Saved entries
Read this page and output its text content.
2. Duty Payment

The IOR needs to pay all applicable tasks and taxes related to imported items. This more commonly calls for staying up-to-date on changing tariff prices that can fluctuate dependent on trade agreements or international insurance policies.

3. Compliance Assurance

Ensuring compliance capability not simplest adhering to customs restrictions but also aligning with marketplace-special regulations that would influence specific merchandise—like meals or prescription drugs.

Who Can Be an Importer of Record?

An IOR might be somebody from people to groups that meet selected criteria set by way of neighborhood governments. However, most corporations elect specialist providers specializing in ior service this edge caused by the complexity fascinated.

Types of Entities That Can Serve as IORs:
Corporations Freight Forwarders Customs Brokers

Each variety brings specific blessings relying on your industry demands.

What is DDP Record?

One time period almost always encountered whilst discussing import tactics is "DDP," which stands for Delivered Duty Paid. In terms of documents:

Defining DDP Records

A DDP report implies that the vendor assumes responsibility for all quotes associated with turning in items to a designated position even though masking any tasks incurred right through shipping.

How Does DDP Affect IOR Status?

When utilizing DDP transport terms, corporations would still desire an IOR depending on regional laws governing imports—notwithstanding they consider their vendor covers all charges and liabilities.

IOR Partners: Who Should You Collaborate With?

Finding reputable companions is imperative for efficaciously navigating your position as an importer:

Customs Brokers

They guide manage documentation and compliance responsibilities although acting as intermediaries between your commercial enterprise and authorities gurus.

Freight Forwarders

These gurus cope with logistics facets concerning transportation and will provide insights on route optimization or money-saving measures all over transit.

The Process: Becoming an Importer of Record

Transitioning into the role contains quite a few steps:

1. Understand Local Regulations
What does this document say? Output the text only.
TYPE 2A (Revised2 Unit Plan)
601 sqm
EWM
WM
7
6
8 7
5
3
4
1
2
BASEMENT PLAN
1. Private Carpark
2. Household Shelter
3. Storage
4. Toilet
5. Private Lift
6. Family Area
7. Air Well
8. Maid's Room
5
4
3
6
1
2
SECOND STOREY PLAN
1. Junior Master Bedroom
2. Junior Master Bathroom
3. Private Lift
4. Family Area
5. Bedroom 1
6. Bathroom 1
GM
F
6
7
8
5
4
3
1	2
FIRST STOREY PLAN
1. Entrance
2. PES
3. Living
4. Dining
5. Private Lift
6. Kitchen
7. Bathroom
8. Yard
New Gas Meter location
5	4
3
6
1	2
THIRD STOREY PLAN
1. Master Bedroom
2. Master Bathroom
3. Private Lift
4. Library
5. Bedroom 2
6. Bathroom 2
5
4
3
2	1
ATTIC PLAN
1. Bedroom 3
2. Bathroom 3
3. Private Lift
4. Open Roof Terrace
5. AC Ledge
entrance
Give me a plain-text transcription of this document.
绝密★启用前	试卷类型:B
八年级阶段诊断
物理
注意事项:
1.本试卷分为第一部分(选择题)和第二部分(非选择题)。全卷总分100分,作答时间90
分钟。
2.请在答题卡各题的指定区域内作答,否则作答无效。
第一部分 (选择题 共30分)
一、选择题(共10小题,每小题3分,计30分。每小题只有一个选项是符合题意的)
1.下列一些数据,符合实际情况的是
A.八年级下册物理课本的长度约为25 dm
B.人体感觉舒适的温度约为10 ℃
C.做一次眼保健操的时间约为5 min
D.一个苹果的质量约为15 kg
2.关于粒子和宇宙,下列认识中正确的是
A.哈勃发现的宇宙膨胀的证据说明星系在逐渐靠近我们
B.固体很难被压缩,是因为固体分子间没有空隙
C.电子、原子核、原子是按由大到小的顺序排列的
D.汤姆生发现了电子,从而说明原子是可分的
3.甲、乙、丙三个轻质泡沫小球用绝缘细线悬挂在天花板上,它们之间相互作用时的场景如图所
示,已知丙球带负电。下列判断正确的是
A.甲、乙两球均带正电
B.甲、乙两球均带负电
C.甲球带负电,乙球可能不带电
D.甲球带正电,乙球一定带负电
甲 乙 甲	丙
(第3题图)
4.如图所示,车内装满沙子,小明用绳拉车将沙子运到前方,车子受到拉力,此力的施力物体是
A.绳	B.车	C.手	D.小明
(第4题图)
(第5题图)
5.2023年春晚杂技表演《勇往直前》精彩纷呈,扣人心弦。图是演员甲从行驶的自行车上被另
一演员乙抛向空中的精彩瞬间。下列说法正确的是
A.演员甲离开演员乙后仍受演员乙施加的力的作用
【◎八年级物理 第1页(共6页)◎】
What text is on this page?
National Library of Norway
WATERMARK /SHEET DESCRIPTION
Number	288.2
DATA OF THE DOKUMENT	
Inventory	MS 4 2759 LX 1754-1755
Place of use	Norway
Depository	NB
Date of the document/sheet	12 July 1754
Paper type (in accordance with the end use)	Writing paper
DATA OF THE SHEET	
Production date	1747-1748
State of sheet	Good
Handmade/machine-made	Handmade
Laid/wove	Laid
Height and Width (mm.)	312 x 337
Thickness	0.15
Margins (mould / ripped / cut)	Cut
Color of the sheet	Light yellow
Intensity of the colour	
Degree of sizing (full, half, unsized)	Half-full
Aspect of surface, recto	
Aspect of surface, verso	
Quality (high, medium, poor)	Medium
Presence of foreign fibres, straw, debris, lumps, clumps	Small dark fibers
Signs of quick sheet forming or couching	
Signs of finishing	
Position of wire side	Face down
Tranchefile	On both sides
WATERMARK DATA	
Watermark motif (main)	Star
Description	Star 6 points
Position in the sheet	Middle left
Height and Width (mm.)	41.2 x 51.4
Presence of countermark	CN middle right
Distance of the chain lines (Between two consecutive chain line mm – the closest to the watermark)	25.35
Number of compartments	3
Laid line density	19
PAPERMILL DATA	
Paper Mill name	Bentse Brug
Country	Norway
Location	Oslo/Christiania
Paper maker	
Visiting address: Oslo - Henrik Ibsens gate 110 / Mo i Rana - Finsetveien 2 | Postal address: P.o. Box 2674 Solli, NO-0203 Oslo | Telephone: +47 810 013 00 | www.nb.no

→ THE EXERCISE
Write out the material from the first line to the last, exactly.

→ REPLY
Read this page and output its text content.
2. Duty Payment

The IOR needs to pay all applicable tasks and taxes related to imported items. This more commonly calls for staying up-to-date on changing tariff prices that can fluctuate dependent on trade agreements or international insurance policies.

3. Compliance Assurance

Ensuring compliance capability not simplest adhering to customs restrictions but also aligning with marketplace-special regulations that would influence specific merchandise—like meals or prescription drugs.

Who Can Be an Importer of Record?

An IOR might be somebody from people to groups that meet selected criteria set by way of neighborhood governments. However, most corporations elect specialist providers specializing in ior service this edge caused by the complexity fascinated.

Types of Entities That Can Serve as IORs:
Corporations Freight Forwarders Customs Brokers

Each variety brings specific blessings relying on your industry demands.

What is DDP Record?

One time period almost always encountered whilst discussing import tactics is "DDP," which stands for Delivered Duty Paid. In terms of documents:

Defining DDP Records

A DDP report implies that the vendor assumes responsibility for all quotes associated with turning in items to a designated position even though masking any tasks incurred right through shipping.

How Does DDP Affect IOR Status?

When utilizing DDP transport terms, corporations would still desire an IOR depending on regional laws governing imports—notwithstanding they consider their vendor covers all charges and liabilities.

IOR Partners: Who Should You Collaborate With?

Finding reputable companions is imperative for efficaciously navigating your position as an importer:

Customs Brokers

They guide manage documentation and compliance responsibilities although acting as intermediaries between your commercial enterprise and authorities gurus.

Freight Forwarders

These gurus cope with logistics facets concerning transportation and will provide insights on route optimization or money-saving measures all over transit.

The Process: Becoming an Importer of Record

Transitioning into the role contains quite a few steps:

1. Understand Local Regulations
What does this document say? Output the text only.
TYPE 2A (Revised2 Unit Plan)
601 sqm
EWM
WM
7
6
8 7
5
3
4
1
2
BASEMENT PLAN
1. Private Carpark
2. Household Shelter
3. Storage
4. Toilet
5. Private Lift
6. Family Area
7. Air Well
8. Maid's Room
5
4
3
6
1
2
SECOND STOREY PLAN
1. Junior Master Bedroom
2. Junior Master Bathroom
3. Private Lift
4. Family Area
5. Bedroom 1
6. Bathroom 1
GM
F
6
7
8
5
4
3
1	2
FIRST STOREY PLAN
1. Entrance
2. PES
3. Living
4. Dining
5. Private Lift
6. Kitchen
7. Bathroom
8. Yard
New Gas Meter location
5	4
3
6
1	2
THIRD STOREY PLAN
1. Master Bedroom
2. Master Bathroom
3. Private Lift
4. Library
5. Bedroom 2
6. Bathroom 2
5
4
3
2	1
ATTIC PLAN
1. Bedroom 3
2. Bathroom 3
3. Private Lift
4. Open Roof Terrace
5. AC Ledge
entrance
Give me a plain-text transcription of this document.
绝密★启用前	试卷类型:B
八年级阶段诊断
物理
注意事项:
1.本试卷分为第一部分(选择题)和第二部分(非选择题)。全卷总分100分,作答时间90
分钟。
2.请在答题卡各题的指定区域内作答,否则作答无效。
第一部分 (选择题 共30分)
一、选择题(共10小题,每小题3分,计30分。每小题只有一个选项是符合题意的)
1.下列一些数据,符合实际情况的是
A.八年级下册物理课本的长度约为25 dm
B.人体感觉舒适的温度约为10 ℃
C.做一次眼保健操的时间约为5 min
D.一个苹果的质量约为15 kg
2.关于粒子和宇宙,下列认识中正确的是
A.哈勃发现的宇宙膨胀的证据说明星系在逐渐靠近我们
B.固体很难被压缩,是因为固体分子间没有空隙
C.电子、原子核、原子是按由大到小的顺序排列的
D.汤姆生发现了电子,从而说明原子是可分的
3.甲、乙、丙三个轻质泡沫小球用绝缘细线悬挂在天花板上,它们之间相互作用时的场景如图所
示,已知丙球带负电。下列判断正确的是
A.甲、乙两球均带正电
B.甲、乙两球均带负电
C.甲球带负电,乙球可能不带电
D.甲球带正电,乙球一定带负电
甲 乙 甲	丙
(第3题图)
4.如图所示,车内装满沙子,小明用绳拉车将沙子运到前方,车子受到拉力,此力的施力物体是
A.绳	B.车	C.手	D.小明
(第4题图)
(第5题图)
5.2023年春晚杂技表演《勇往直前》精彩纷呈,扣人心弦。图是演员甲从行驶的自行车上被另
一演员乙抛向空中的精彩瞬间。下列说法正确的是
A.演员甲离开演员乙后仍受演员乙施加的力的作用
【◎八年级物理 第1页(共6页)◎】
What text is on this page?
National Library of Norway
WATERMARK /SHEET DESCRIPTION
Number	288.2
DATA OF THE DOKUMENT	
Inventory	MS 4 2759 LX 1754-1755
Place of use	Norway
Depository	NB
Date of the document/sheet	12 July 1754
Paper type (in accordance with the end use)	Writing paper
DATA OF THE SHEET	
Production date	1747-1748
State of sheet	Good
Handmade/machine-made	Handmade
Laid/wove	Laid
Height and Width (mm.)	312 x 337
Thickness	0.15
Margins (mould / ripped / cut)	Cut
Color of the sheet	Light yellow
Intensity of the colour	
Degree of sizing (full, half, unsized)	Half-full
Aspect of surface, recto	
Aspect of surface, verso	
Quality (high, medium, poor)	Medium
Presence of foreign fibres, straw, debris, lumps, clumps	Small dark fibers
Signs of quick sheet forming or couching	
Signs of finishing	
Position of wire side	Face down
Tranchefile	On both sides
WATERMARK DATA	
Watermark motif (main)	Star
Description	Star 6 points
Position in the sheet	Middle left
Height and Width (mm.)	41.2 x 51.4
Presence of countermark	CN middle right
Distance of the chain lines (Between two consecutive chain line mm – the closest to the watermark)	25.35
Number of compartments	3
Laid line density	19
PAPERMILL DATA	
Paper Mill name	Bentse Brug
Country	Norway
Location	Oslo/Christiania
Paper maker	
Visiting address: Oslo - Henrik Ibsens gate 110 / Mo i Rana - Finsetveien 2 | Postal address: P.o. Box 2674 Solli, NO-0203 Oslo | Telephone: +47 810 013 00 | www.nb.no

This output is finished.